#### Extracted records:
┏━━

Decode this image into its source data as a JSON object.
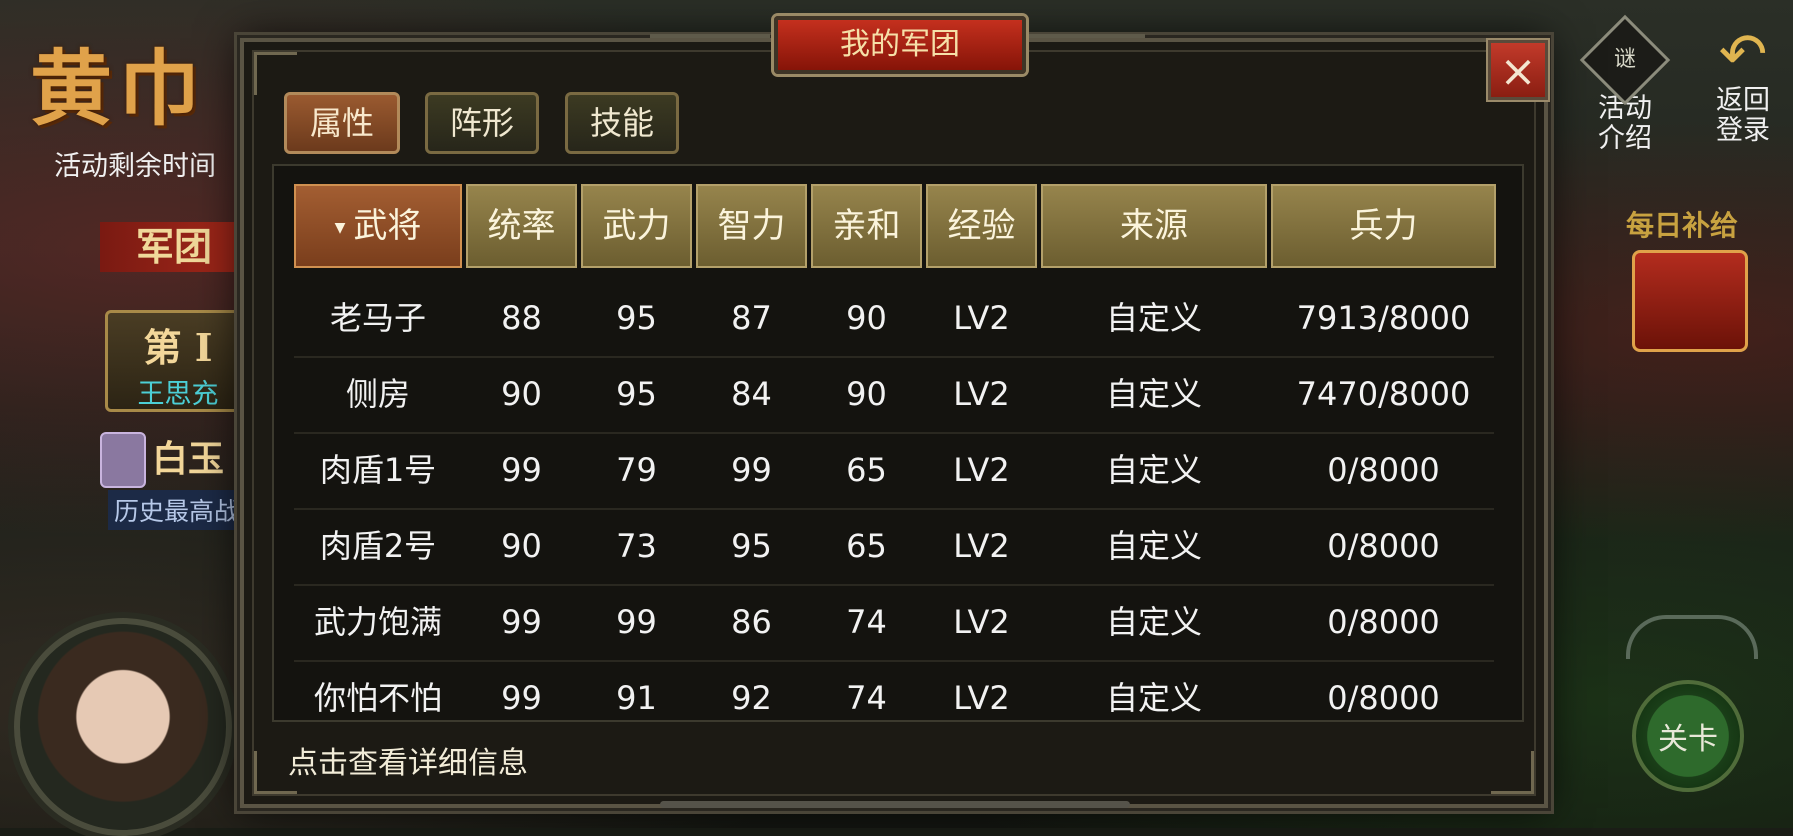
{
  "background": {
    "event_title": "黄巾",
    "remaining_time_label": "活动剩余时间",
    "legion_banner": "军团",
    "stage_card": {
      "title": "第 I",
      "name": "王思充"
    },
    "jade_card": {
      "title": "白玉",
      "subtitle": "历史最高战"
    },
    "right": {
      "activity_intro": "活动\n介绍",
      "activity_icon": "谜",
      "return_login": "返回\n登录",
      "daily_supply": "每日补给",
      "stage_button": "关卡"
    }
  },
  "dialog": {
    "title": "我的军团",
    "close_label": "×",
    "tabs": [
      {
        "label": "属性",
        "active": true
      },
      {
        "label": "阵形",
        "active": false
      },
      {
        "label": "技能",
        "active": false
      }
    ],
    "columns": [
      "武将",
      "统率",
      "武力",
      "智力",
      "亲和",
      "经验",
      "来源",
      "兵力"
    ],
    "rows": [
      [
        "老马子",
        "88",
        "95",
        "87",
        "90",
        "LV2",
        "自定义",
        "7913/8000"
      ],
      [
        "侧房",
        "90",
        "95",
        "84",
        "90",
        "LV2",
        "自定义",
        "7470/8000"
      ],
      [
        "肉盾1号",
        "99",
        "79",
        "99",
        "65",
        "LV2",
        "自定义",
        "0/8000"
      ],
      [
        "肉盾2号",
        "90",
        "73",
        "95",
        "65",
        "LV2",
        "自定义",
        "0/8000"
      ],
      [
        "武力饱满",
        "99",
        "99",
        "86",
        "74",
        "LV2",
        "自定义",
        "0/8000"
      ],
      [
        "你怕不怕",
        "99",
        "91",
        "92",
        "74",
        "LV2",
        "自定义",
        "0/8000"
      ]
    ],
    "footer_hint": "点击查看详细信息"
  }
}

┗━━

#### Your goal:
Leaving out the pictures, repeat the data above exactly.

#### Reply to the task:
Decode this image into its source data as a JSON object.
{
  "background": {
    "event_title": "黄巾",
    "remaining_time_label": "活动剩余时间",
    "legion_banner": "军团",
    "stage_card": {
      "title": "第 I",
      "name": "王思充"
    },
    "jade_card": {
      "title": "白玉",
      "subtitle": "历史最高战"
    },
    "right": {
      "activity_intro": "活动\n介绍",
      "activity_icon": "谜",
      "return_login": "返回\n登录",
      "daily_supply": "每日补给",
      "stage_button": "关卡"
    }
  },
  "dialog": {
    "title": "我的军团",
    "close_label": "×",
    "tabs": [
      {
        "label": "属性",
        "active": true
      },
      {
        "label": "阵形",
        "active": false
      },
      {
        "label": "技能",
        "active": false
      }
    ],
    "columns": [
      "武将",
      "统率",
      "武力",
      "智力",
      "亲和",
      "经验",
      "来源",
      "兵力"
    ],
    "rows": [
      [
        "老马子",
        "88",
        "95",
        "87",
        "90",
        "LV2",
        "自定义",
        "7913/8000"
      ],
      [
        "侧房",
        "90",
        "95",
        "84",
        "90",
        "LV2",
        "自定义",
        "7470/8000"
      ],
      [
        "肉盾1号",
        "99",
        "79",
        "99",
        "65",
        "LV2",
        "自定义",
        "0/8000"
      ],
      [
        "肉盾2号",
        "90",
        "73",
        "95",
        "65",
        "LV2",
        "自定义",
        "0/8000"
      ],
      [
        "武力饱满",
        "99",
        "99",
        "86",
        "74",
        "LV2",
        "自定义",
        "0/8000"
      ],
      [
        "你怕不怕",
        "99",
        "91",
        "92",
        "74",
        "LV2",
        "自定义",
        "0/8000"
      ]
    ],
    "footer_hint": "点击查看详细信息"
  }
}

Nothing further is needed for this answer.